● **YOUR OBJECTIVE**:
Filter this data down to the lines that hold "music", and copy them.

Extracted data entries
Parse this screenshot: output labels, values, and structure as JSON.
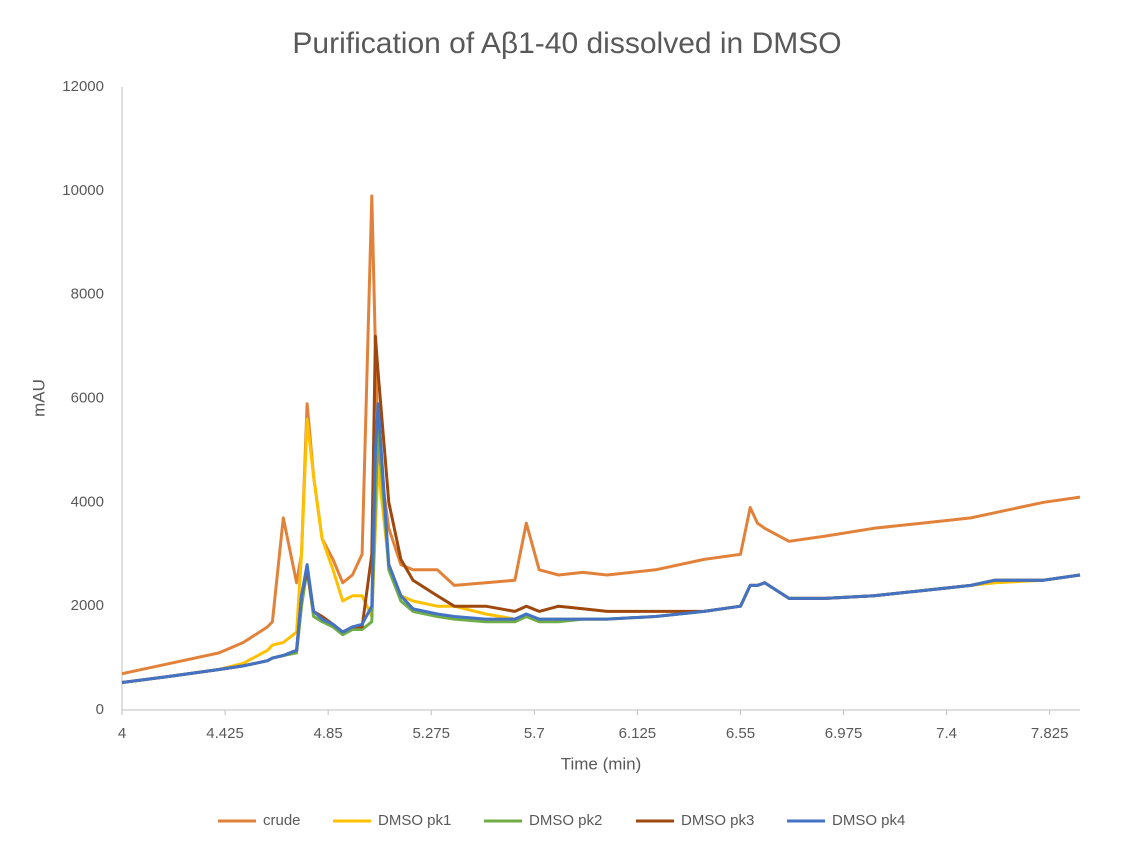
{
  "chart_data": {
    "type": "line",
    "title": "Purification of Aβ1-40 dissolved in DMSO",
    "x_label": "Time (min)",
    "y_label": "mAU",
    "xlim": [
      4,
      7.95
    ],
    "xticks": [
      4,
      4.425,
      4.85,
      5.275,
      5.7,
      6.125,
      6.55,
      6.975,
      7.4,
      7.825
    ],
    "ylim": [
      0,
      12000
    ],
    "yticks": [
      0,
      2000,
      4000,
      6000,
      8000,
      10000,
      12000
    ],
    "legend": "bottom",
    "grid": false,
    "x": [
      4.0,
      4.2,
      4.4,
      4.5,
      4.6,
      4.62,
      4.665,
      4.72,
      4.74,
      4.763,
      4.79,
      4.825,
      4.87,
      4.91,
      4.95,
      4.99,
      5.03,
      5.045,
      5.056,
      5.1,
      5.15,
      5.2,
      5.3,
      5.37,
      5.5,
      5.62,
      5.667,
      5.72,
      5.8,
      5.9,
      6.0,
      6.2,
      6.4,
      6.55,
      6.59,
      6.62,
      6.65,
      6.75,
      6.9,
      7.1,
      7.3,
      7.5,
      7.6,
      7.8,
      7.95
    ],
    "series": [
      {
        "name": "crude",
        "color": "#e2823a",
        "values": [
          700,
          900,
          1100,
          1300,
          1600,
          1700,
          3700,
          2450,
          3000,
          5900,
          4500,
          3300,
          2900,
          2450,
          2600,
          3000,
          9900,
          7000,
          5000,
          3500,
          2800,
          2700,
          2700,
          2400,
          2450,
          2500,
          3600,
          2700,
          2600,
          2650,
          2600,
          2700,
          2900,
          3000,
          3900,
          3600,
          3500,
          3250,
          3350,
          3500,
          3600,
          3700,
          3800,
          4000,
          4100
        ]
      },
      {
        "name": "DMSO pk1",
        "color": "#ffc000",
        "values": [
          530,
          650,
          780,
          900,
          1150,
          1250,
          1300,
          1500,
          3000,
          5600,
          4500,
          3300,
          2700,
          2100,
          2200,
          2200,
          1800,
          3500,
          4700,
          2800,
          2200,
          2100,
          2000,
          2000,
          1850,
          1750,
          1800,
          1750,
          1750,
          1750,
          1750,
          1800,
          1900,
          2000,
          2400,
          2400,
          2450,
          2150,
          2150,
          2200,
          2300,
          2400,
          2450,
          2500,
          2600
        ]
      },
      {
        "name": "DMSO pk2",
        "color": "#70ad47",
        "values": [
          530,
          650,
          780,
          850,
          950,
          1000,
          1050,
          1100,
          2000,
          2700,
          1800,
          1700,
          1600,
          1450,
          1550,
          1550,
          1700,
          4000,
          5500,
          2700,
          2100,
          1900,
          1800,
          1750,
          1700,
          1700,
          1800,
          1700,
          1700,
          1750,
          1750,
          1800,
          1900,
          2000,
          2400,
          2400,
          2450,
          2150,
          2150,
          2200,
          2300,
          2400,
          2500,
          2500,
          2600
        ]
      },
      {
        "name": "DMSO pk3",
        "color": "#9e480e",
        "values": [
          530,
          650,
          780,
          850,
          950,
          1000,
          1050,
          1150,
          2200,
          2700,
          1900,
          1800,
          1650,
          1500,
          1600,
          1600,
          3000,
          7200,
          6500,
          4000,
          2900,
          2500,
          2200,
          2000,
          2000,
          1900,
          2000,
          1900,
          2000,
          1950,
          1900,
          1900,
          1900,
          2000,
          2400,
          2400,
          2450,
          2150,
          2150,
          2200,
          2300,
          2400,
          2500,
          2500,
          2600
        ]
      },
      {
        "name": "DMSO pk4",
        "color": "#4472c4",
        "values": [
          530,
          650,
          780,
          850,
          950,
          1000,
          1050,
          1150,
          2200,
          2800,
          1900,
          1750,
          1650,
          1500,
          1600,
          1650,
          2000,
          5000,
          5900,
          2800,
          2200,
          1950,
          1850,
          1800,
          1750,
          1750,
          1850,
          1750,
          1750,
          1750,
          1750,
          1800,
          1900,
          2000,
          2400,
          2400,
          2450,
          2150,
          2150,
          2200,
          2300,
          2400,
          2500,
          2500,
          2600
        ]
      }
    ]
  }
}
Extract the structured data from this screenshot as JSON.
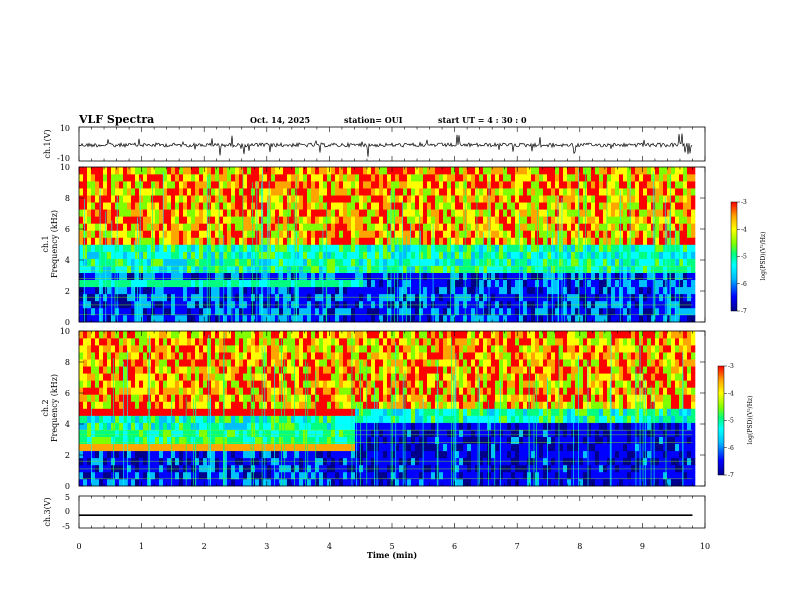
{
  "header": {
    "title": "VLF Spectra",
    "date": "Oct. 14, 2025",
    "station": "station= OUI",
    "start": "start  UT  =   4  : 30 : 0"
  },
  "colors": {
    "spectrum": [
      "#00008b",
      "#0000ff",
      "#00bfff",
      "#00ffff",
      "#00ff80",
      "#7fff00",
      "#ffff00",
      "#ffa500",
      "#ff0000"
    ]
  },
  "chart_data": [
    {
      "type": "line",
      "name": "ch1-waveform",
      "ylabel": "ch.1(V)",
      "ylim": [
        -10,
        10
      ],
      "ytick_labels": [
        "10",
        "-10"
      ]
    },
    {
      "type": "heatmap",
      "name": "ch1-spectrogram",
      "ylabel": "ch.1\nFrequency (kHz)",
      "ylim": [
        0,
        10
      ],
      "ytick_labels": [
        "0",
        "2",
        "4",
        "6",
        "8",
        "10"
      ],
      "colorbar": {
        "label": "log(PSD)(V²/Hz)",
        "range": [
          -7,
          -3
        ],
        "tick_labels": [
          "-3",
          "-4",
          "-5",
          "-6",
          "-7"
        ]
      }
    },
    {
      "type": "heatmap",
      "name": "ch2-spectrogram",
      "ylabel": "ch.2\nFrequency (kHz)",
      "ylim": [
        0,
        10
      ],
      "ytick_labels": [
        "0",
        "2",
        "4",
        "6",
        "8",
        "10"
      ],
      "colorbar": {
        "label": "log(PSD)(V²/Hz)",
        "range": [
          -7,
          -3
        ],
        "tick_labels": [
          "-3",
          "-4",
          "-5",
          "-6",
          "-7"
        ]
      }
    },
    {
      "type": "line",
      "name": "ch3-trace",
      "ylabel": "ch.3(V)",
      "ylim": [
        -5,
        5
      ],
      "ytick_labels": [
        "5",
        "0",
        "-5"
      ],
      "values": [
        -1,
        -1
      ]
    }
  ],
  "xaxis": {
    "label": "Time  (min)",
    "range": [
      0,
      10
    ],
    "tick_labels": [
      "0",
      "1",
      "2",
      "3",
      "4",
      "5",
      "6",
      "7",
      "8",
      "9",
      "10"
    ],
    "data_end": 9.8
  }
}
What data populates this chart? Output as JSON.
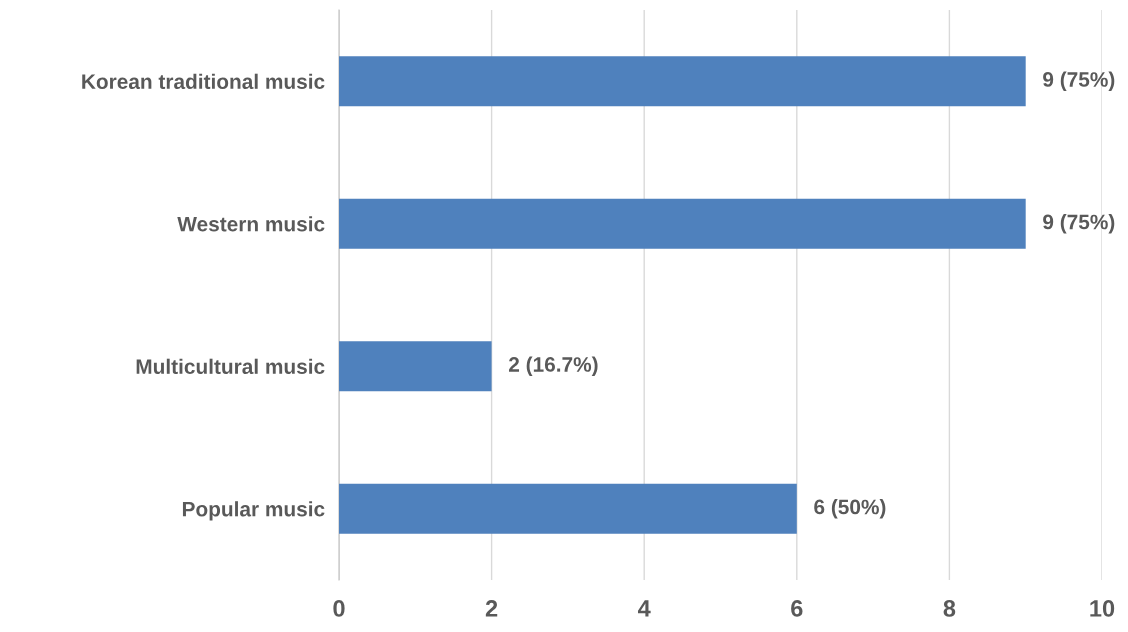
{
  "chart_data": {
    "type": "bar",
    "orientation": "horizontal",
    "categories": [
      "Korean traditional music",
      "Western music",
      "Multicultural music",
      "Popular music"
    ],
    "values": [
      9,
      9,
      2,
      6
    ],
    "value_labels": [
      "9 (75%)",
      "9 (75%)",
      "2 (16.7%)",
      "6 (50%)"
    ],
    "color": "#4f81bd",
    "xlim": [
      0,
      10
    ],
    "xticks": [
      0,
      2,
      4,
      6,
      8,
      10
    ],
    "grid": "x",
    "legend": false
  }
}
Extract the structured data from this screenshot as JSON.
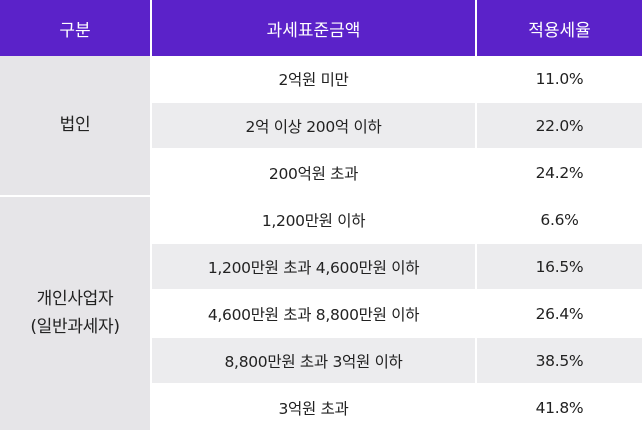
{
  "header": {
    "col1": "구분",
    "col2": "과세표준금액",
    "col3": "적용세율"
  },
  "groups": [
    {
      "category": [
        "법인"
      ],
      "rows": [
        {
          "range": "2억원 미만",
          "rate": "11.0%"
        },
        {
          "range": "2억 이상 200억 이하",
          "rate": "22.0%"
        },
        {
          "range": "200억원 초과",
          "rate": "24.2%"
        }
      ]
    },
    {
      "category": [
        "개인사업자",
        "(일반과세자)"
      ],
      "rows": [
        {
          "range": "1,200만원 이하",
          "rate": "6.6%"
        },
        {
          "range": "1,200만원 초과 4,600만원 이하",
          "rate": "16.5%"
        },
        {
          "range": "4,600만원 초과 8,800만원 이하",
          "rate": "26.4%"
        },
        {
          "range": "8,800만원 초과 3억원 이하",
          "rate": "38.5%"
        },
        {
          "range": "3억원 초과",
          "rate": "41.8%"
        }
      ]
    }
  ],
  "colors": {
    "header_bg": "#5b22c9",
    "category_bg": "#e6e5e8",
    "stripe_bg": "#ececee"
  }
}
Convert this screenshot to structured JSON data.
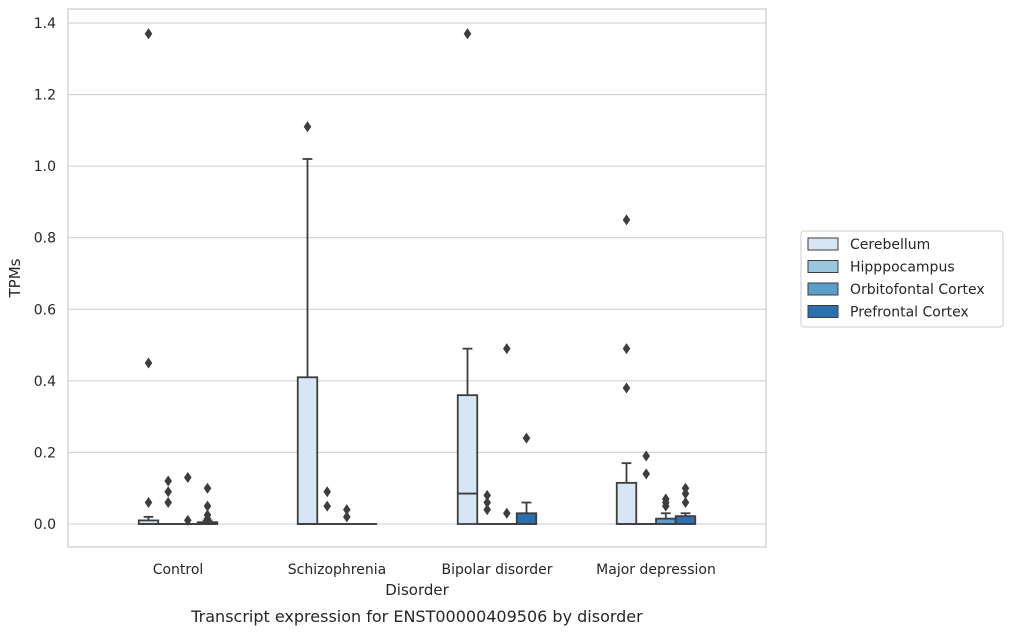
{
  "chart_data": {
    "type": "box",
    "caption": "Transcript expression for ENST00000409506 by disorder",
    "xlabel": "Disorder",
    "ylabel": "TPMs",
    "ylim": [
      -0.067,
      1.44
    ],
    "yticks": [
      0.0,
      0.2,
      0.4,
      0.6,
      0.8,
      1.0,
      1.2,
      1.4
    ],
    "ytick_labels": [
      "0.0",
      "0.2",
      "0.4",
      "0.6",
      "0.8",
      "1.0",
      "1.2",
      "1.4"
    ],
    "grid": "horizontal",
    "legend_position": "right",
    "categories": [
      "Control",
      "Schizophrenia",
      "Bipolar disorder",
      "Major depression"
    ],
    "series": [
      {
        "name": "Cerebellum",
        "color": "#d8e5f4",
        "boxes": [
          {
            "q1": 0.0,
            "median": 0.0,
            "q3": 0.01,
            "whisker_low": 0.0,
            "whisker_high": 0.02,
            "outliers": [
              1.37,
              0.45,
              0.06
            ]
          },
          {
            "q1": 0.0,
            "median": 0.0,
            "q3": 0.41,
            "whisker_low": 0.0,
            "whisker_high": 1.02,
            "outliers": [
              1.11
            ]
          },
          {
            "q1": 0.0,
            "median": 0.085,
            "q3": 0.36,
            "whisker_low": 0.0,
            "whisker_high": 0.49,
            "outliers": [
              1.37
            ]
          },
          {
            "q1": 0.0,
            "median": 0.0,
            "q3": 0.115,
            "whisker_low": 0.0,
            "whisker_high": 0.17,
            "outliers": [
              0.85,
              0.49,
              0.38
            ]
          }
        ]
      },
      {
        "name": "Hipppocampus",
        "color": "#9ac6e0",
        "boxes": [
          {
            "q1": 0.0,
            "median": 0.0,
            "q3": 0.0,
            "whisker_low": 0.0,
            "whisker_high": 0.0,
            "outliers": [
              0.12,
              0.09,
              0.06
            ]
          },
          {
            "q1": 0.0,
            "median": 0.0,
            "q3": 0.0,
            "whisker_low": 0.0,
            "whisker_high": 0.0,
            "outliers": [
              0.09,
              0.05
            ]
          },
          {
            "q1": 0.0,
            "median": 0.0,
            "q3": 0.0,
            "whisker_low": 0.0,
            "whisker_high": 0.0,
            "outliers": [
              0.08,
              0.06,
              0.04
            ]
          },
          {
            "q1": 0.0,
            "median": 0.0,
            "q3": 0.0,
            "whisker_low": 0.0,
            "whisker_high": 0.0,
            "outliers": [
              0.19,
              0.14
            ]
          }
        ]
      },
      {
        "name": "Orbitofontal Cortex",
        "color": "#5b9ec9",
        "boxes": [
          {
            "q1": 0.0,
            "median": 0.0,
            "q3": 0.0,
            "whisker_low": 0.0,
            "whisker_high": 0.0,
            "outliers": [
              0.13,
              0.01
            ]
          },
          {
            "q1": 0.0,
            "median": 0.0,
            "q3": 0.0,
            "whisker_low": 0.0,
            "whisker_high": 0.0,
            "outliers": [
              0.04,
              0.02
            ]
          },
          {
            "q1": 0.0,
            "median": 0.0,
            "q3": 0.0,
            "whisker_low": 0.0,
            "whisker_high": 0.0,
            "outliers": [
              0.49,
              0.03
            ]
          },
          {
            "q1": 0.0,
            "median": 0.0,
            "q3": 0.015,
            "whisker_low": 0.0,
            "whisker_high": 0.03,
            "outliers": [
              0.07,
              0.06,
              0.05
            ]
          }
        ]
      },
      {
        "name": "Prefrontal Cortex",
        "color": "#2c6fae",
        "boxes": [
          {
            "q1": 0.0,
            "median": 0.0,
            "q3": 0.005,
            "whisker_low": 0.0,
            "whisker_high": 0.01,
            "outliers": [
              0.1,
              0.05,
              0.025,
              0.015
            ]
          },
          {
            "q1": 0.0,
            "median": 0.0,
            "q3": 0.0,
            "whisker_low": 0.0,
            "whisker_high": 0.0,
            "outliers": []
          },
          {
            "q1": 0.0,
            "median": 0.0,
            "q3": 0.03,
            "whisker_low": 0.0,
            "whisker_high": 0.06,
            "outliers": [
              0.24
            ]
          },
          {
            "q1": 0.0,
            "median": 0.0,
            "q3": 0.022,
            "whisker_low": 0.0,
            "whisker_high": 0.03,
            "outliers": [
              0.1,
              0.085,
              0.06
            ]
          }
        ]
      }
    ]
  }
}
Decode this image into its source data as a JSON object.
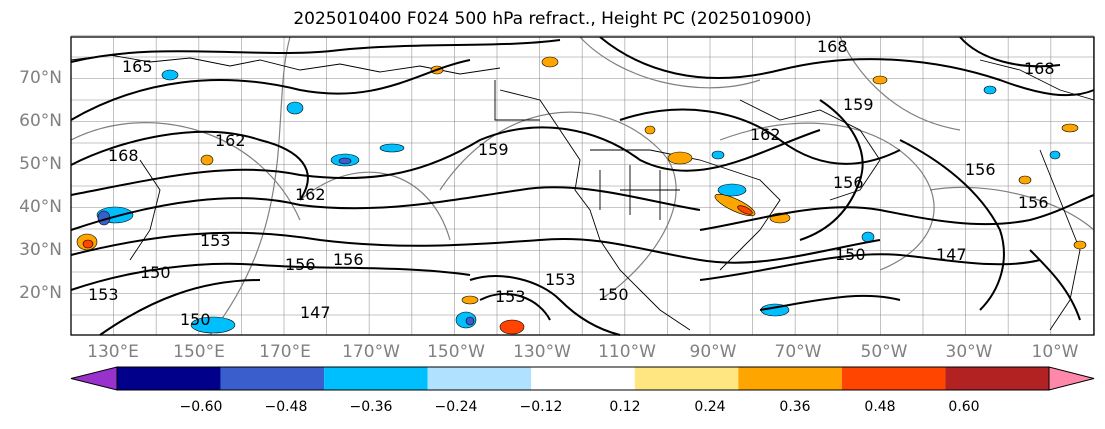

● **WRITTEN RESPONSE**:
      "Korean traditional music",
      "Western music",
      "Multicultural music",
      "Popular music"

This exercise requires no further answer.